- [TASK INPUT]:
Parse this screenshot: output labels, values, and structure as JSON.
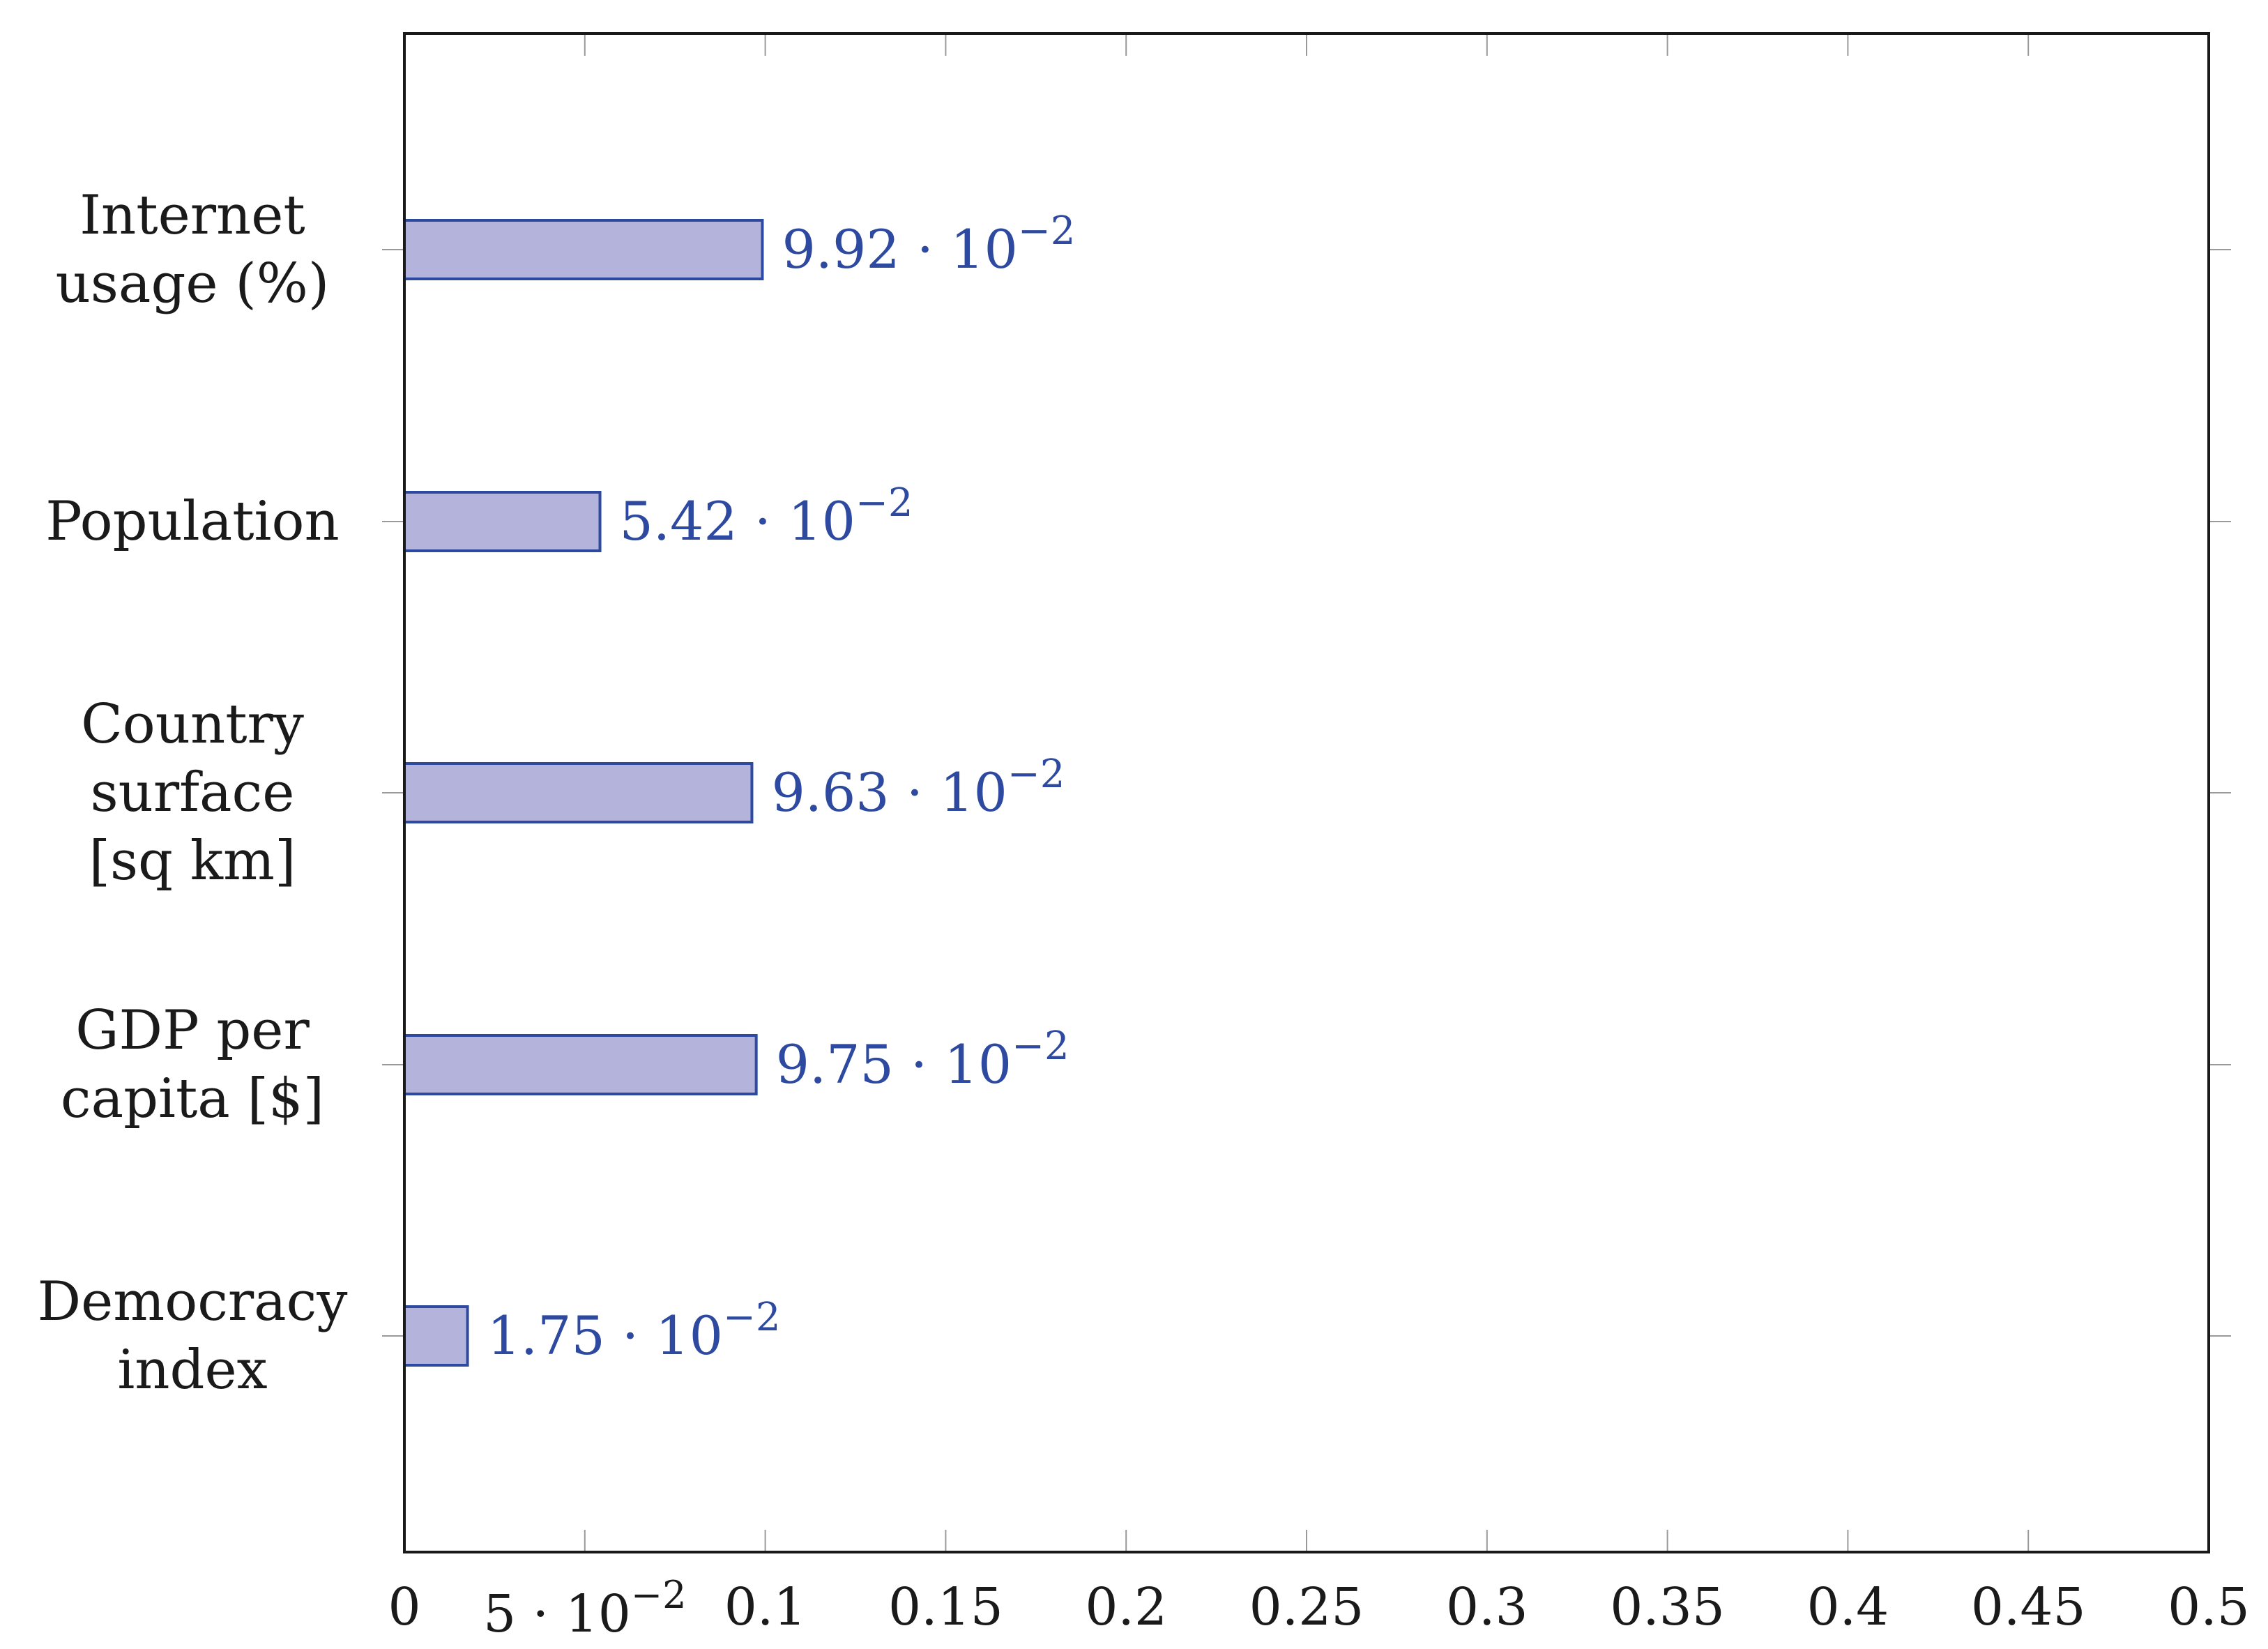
{
  "chart_data": {
    "type": "bar",
    "orientation": "horizontal",
    "categories": [
      [
        "Internet",
        "usage (%)"
      ],
      [
        "Population"
      ],
      [
        "Country",
        "surface",
        "[sq km]"
      ],
      [
        "GDP per",
        "capita [$]"
      ],
      [
        "Democracy",
        "index"
      ]
    ],
    "values": [
      0.0992,
      0.0542,
      0.0963,
      0.0975,
      0.0175
    ],
    "data_labels": [
      {
        "mantissa": "9.92",
        "exponent": "−2"
      },
      {
        "mantissa": "5.42",
        "exponent": "−2"
      },
      {
        "mantissa": "9.63",
        "exponent": "−2"
      },
      {
        "mantissa": "9.75",
        "exponent": "−2"
      },
      {
        "mantissa": "1.75",
        "exponent": "−2"
      }
    ],
    "xlim": [
      0,
      0.5
    ],
    "xticks": [
      0,
      0.05,
      0.1,
      0.15,
      0.2,
      0.25,
      0.3,
      0.35,
      0.4,
      0.45,
      0.5
    ],
    "xtick_labels": [
      {
        "text": "0"
      },
      {
        "mantissa": "5",
        "exponent": "−2"
      },
      {
        "text": "0.1"
      },
      {
        "text": "0.15"
      },
      {
        "text": "0.2"
      },
      {
        "text": "0.25"
      },
      {
        "text": "0.3"
      },
      {
        "text": "0.35"
      },
      {
        "text": "0.4"
      },
      {
        "text": "0.45"
      },
      {
        "text": "0.5"
      }
    ],
    "title": "",
    "xlabel": "",
    "ylabel": "",
    "grid": false,
    "colors": {
      "bar_fill": "#b3b3dc",
      "bar_stroke": "#2e4aa0",
      "label": "#2e4aa0",
      "axis": "#1a1a1a"
    }
  }
}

- [PROBLEM DESCRIPTION]:
Reproduce every record above exactly, omitting the pictures.

- [SOLUTION FOR THIS TASK]:
Parse this screenshot: output labels, values, and structure as JSON.
{
  "chart_data": {
    "type": "bar",
    "orientation": "horizontal",
    "categories": [
      [
        "Internet",
        "usage (%)"
      ],
      [
        "Population"
      ],
      [
        "Country",
        "surface",
        "[sq km]"
      ],
      [
        "GDP per",
        "capita [$]"
      ],
      [
        "Democracy",
        "index"
      ]
    ],
    "values": [
      0.0992,
      0.0542,
      0.0963,
      0.0975,
      0.0175
    ],
    "data_labels": [
      {
        "mantissa": "9.92",
        "exponent": "−2"
      },
      {
        "mantissa": "5.42",
        "exponent": "−2"
      },
      {
        "mantissa": "9.63",
        "exponent": "−2"
      },
      {
        "mantissa": "9.75",
        "exponent": "−2"
      },
      {
        "mantissa": "1.75",
        "exponent": "−2"
      }
    ],
    "xlim": [
      0,
      0.5
    ],
    "xticks": [
      0,
      0.05,
      0.1,
      0.15,
      0.2,
      0.25,
      0.3,
      0.35,
      0.4,
      0.45,
      0.5
    ],
    "xtick_labels": [
      {
        "text": "0"
      },
      {
        "mantissa": "5",
        "exponent": "−2"
      },
      {
        "text": "0.1"
      },
      {
        "text": "0.15"
      },
      {
        "text": "0.2"
      },
      {
        "text": "0.25"
      },
      {
        "text": "0.3"
      },
      {
        "text": "0.35"
      },
      {
        "text": "0.4"
      },
      {
        "text": "0.45"
      },
      {
        "text": "0.5"
      }
    ],
    "title": "",
    "xlabel": "",
    "ylabel": "",
    "grid": false,
    "colors": {
      "bar_fill": "#b3b3dc",
      "bar_stroke": "#2e4aa0",
      "label": "#2e4aa0",
      "axis": "#1a1a1a"
    }
  }
}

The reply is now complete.